Extracted information:
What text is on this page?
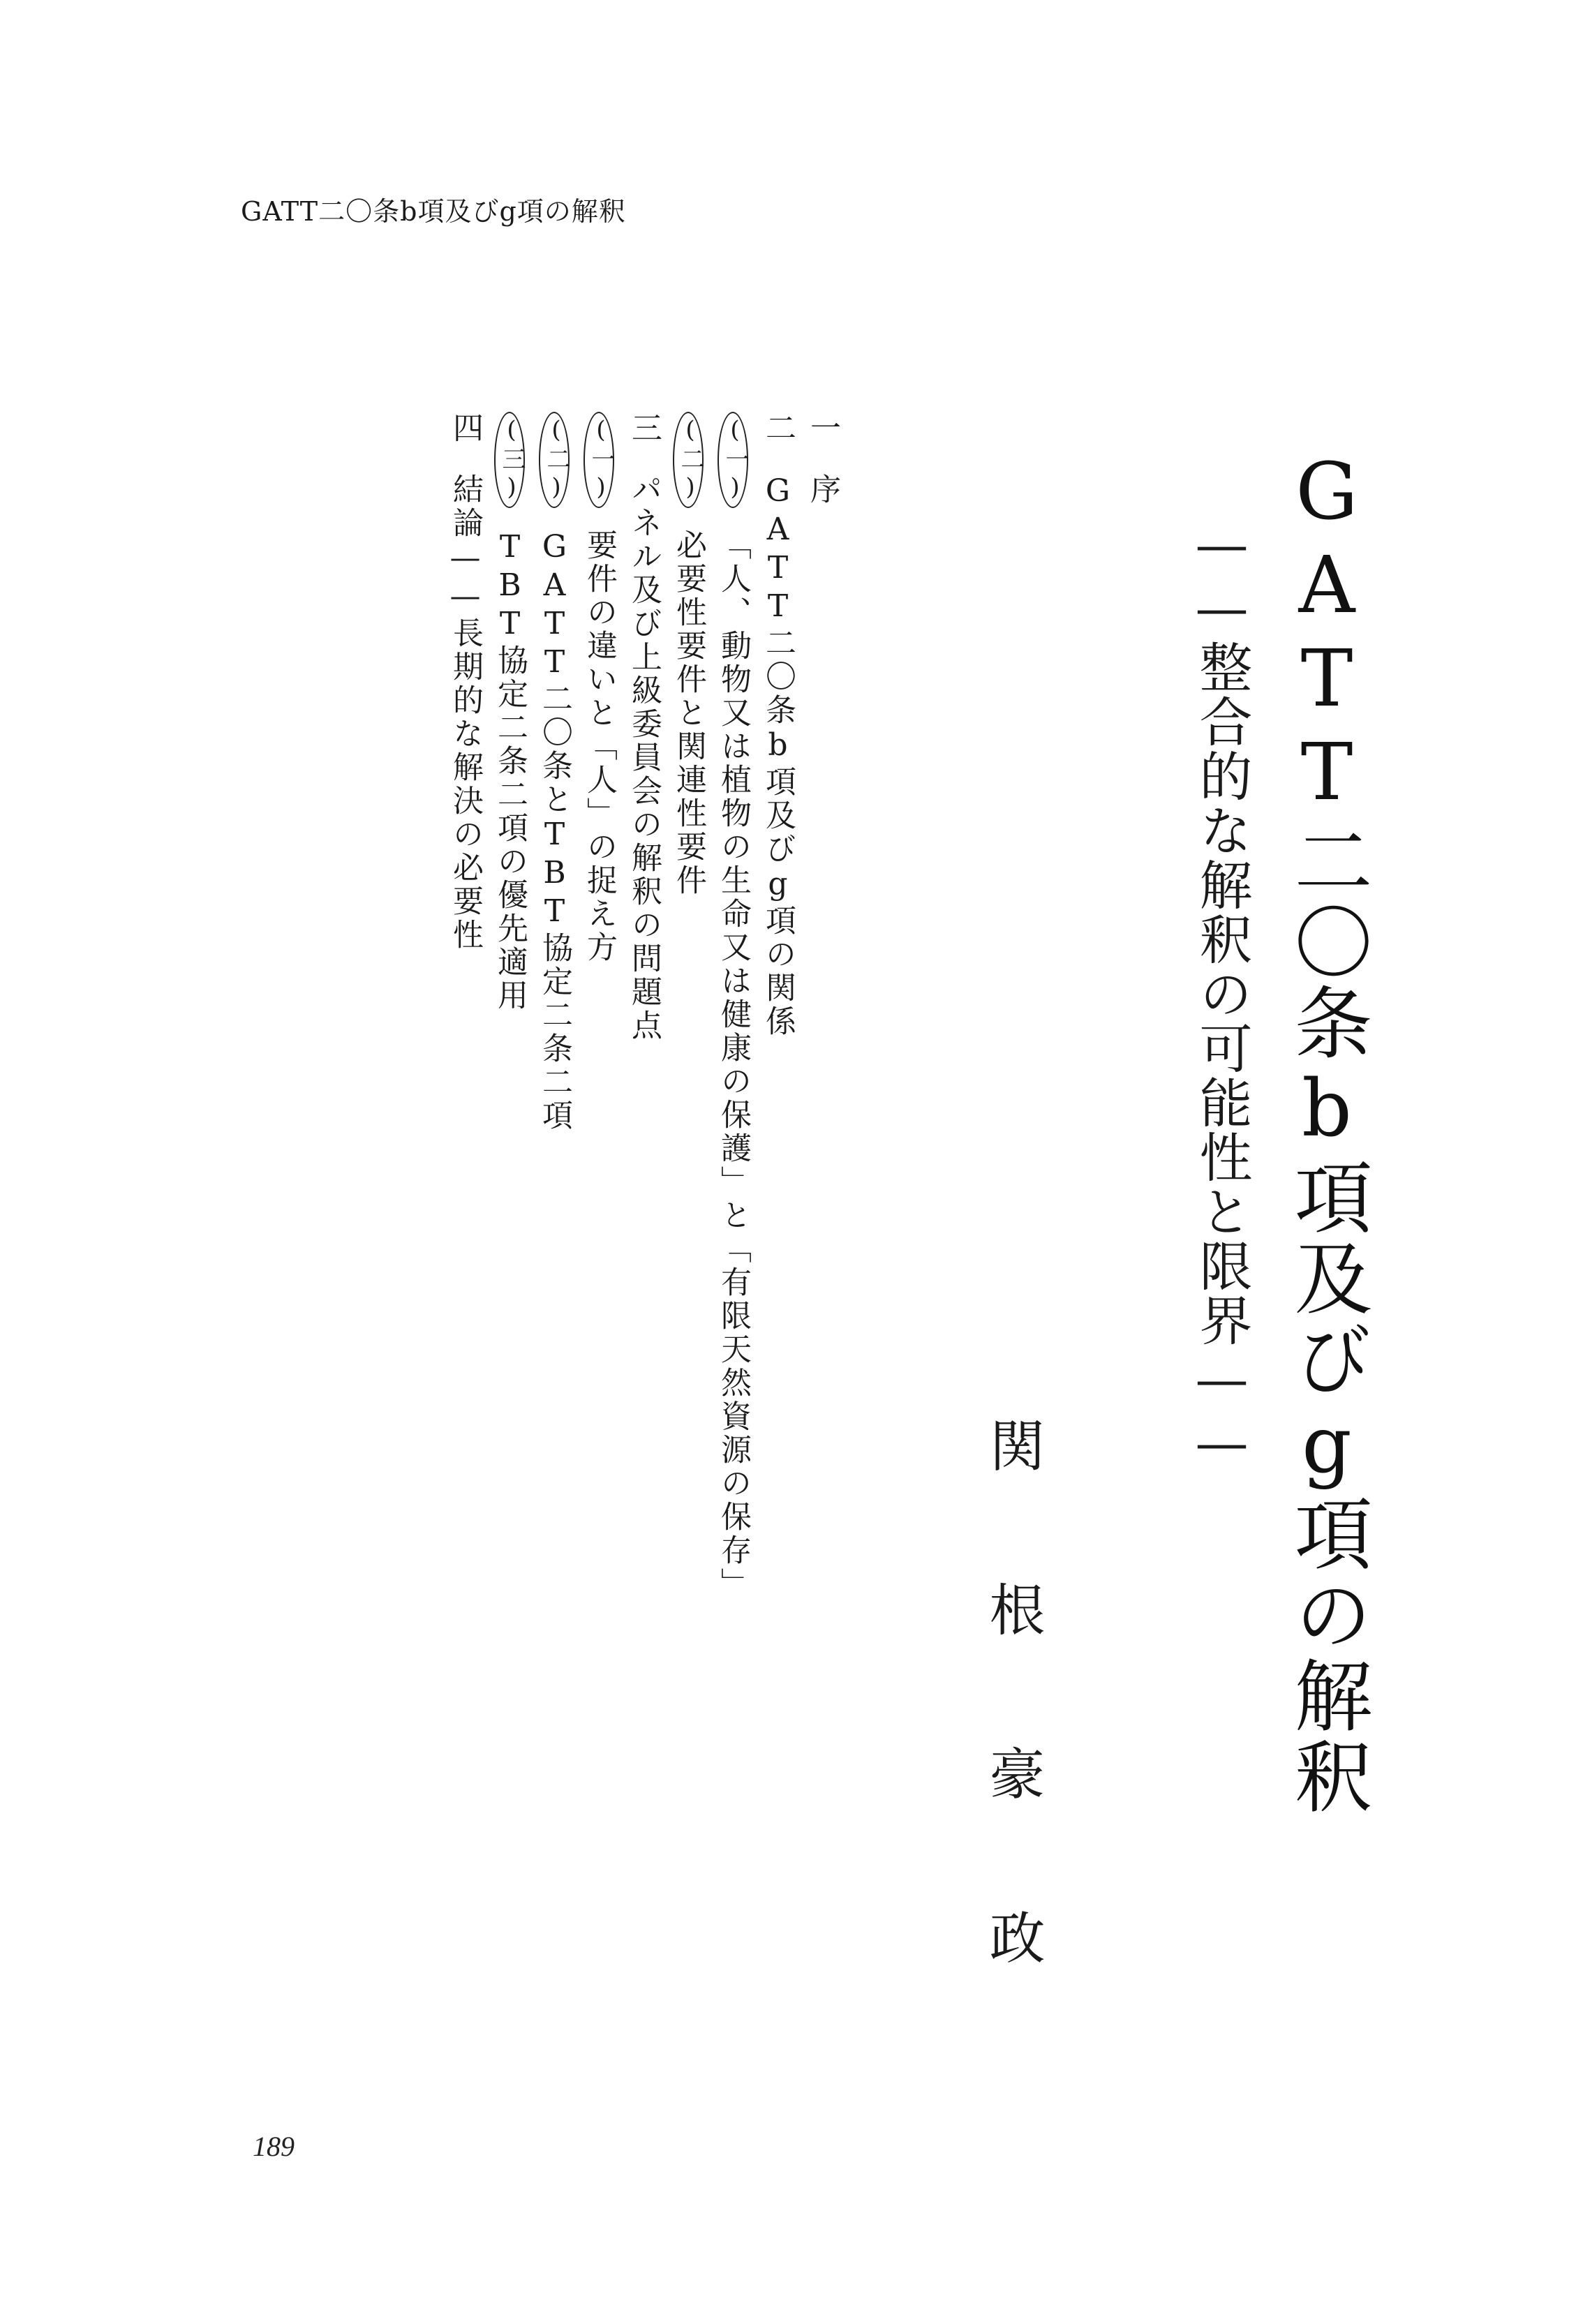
GATT二〇条b項及びg項の解釈
GATT二〇条b項及びg項の解釈
——整合的な解釈の可能性と限界——
関根豪政
一
序
二
GATT二〇条b項及びg項の関係
(一)
「人、動物又は植物の生命又は健康の保護」と「有限天然資源の保存」
(二)
必要性要件と関連性要件
三
パネル及び上級委員会の解釈の問題点
(一)
要件の違いと「人」の捉え方
(二)
GATT二〇条とTBT協定二条二項
(三)
TBT協定二条二項の優先適用
四
結論——長期的な解決の必要性
189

Your goal:
Leaving the pictures aside, transcribe the entire listing exactly.

Task solution:
What text is on this page?
GATT二〇条b項及びg項の解釈
GATT二〇条b項及びg項の解釈
——整合的な解釈の可能性と限界——
関根豪政
一
序
二
GATT二〇条b項及びg項の関係
(一)
「人、動物又は植物の生命又は健康の保護」と「有限天然資源の保存」
(二)
必要性要件と関連性要件
三
パネル及び上級委員会の解釈の問題点
(一)
要件の違いと「人」の捉え方
(二)
GATT二〇条とTBT協定二条二項
(三)
TBT協定二条二項の優先適用
四
結論——長期的な解決の必要性
189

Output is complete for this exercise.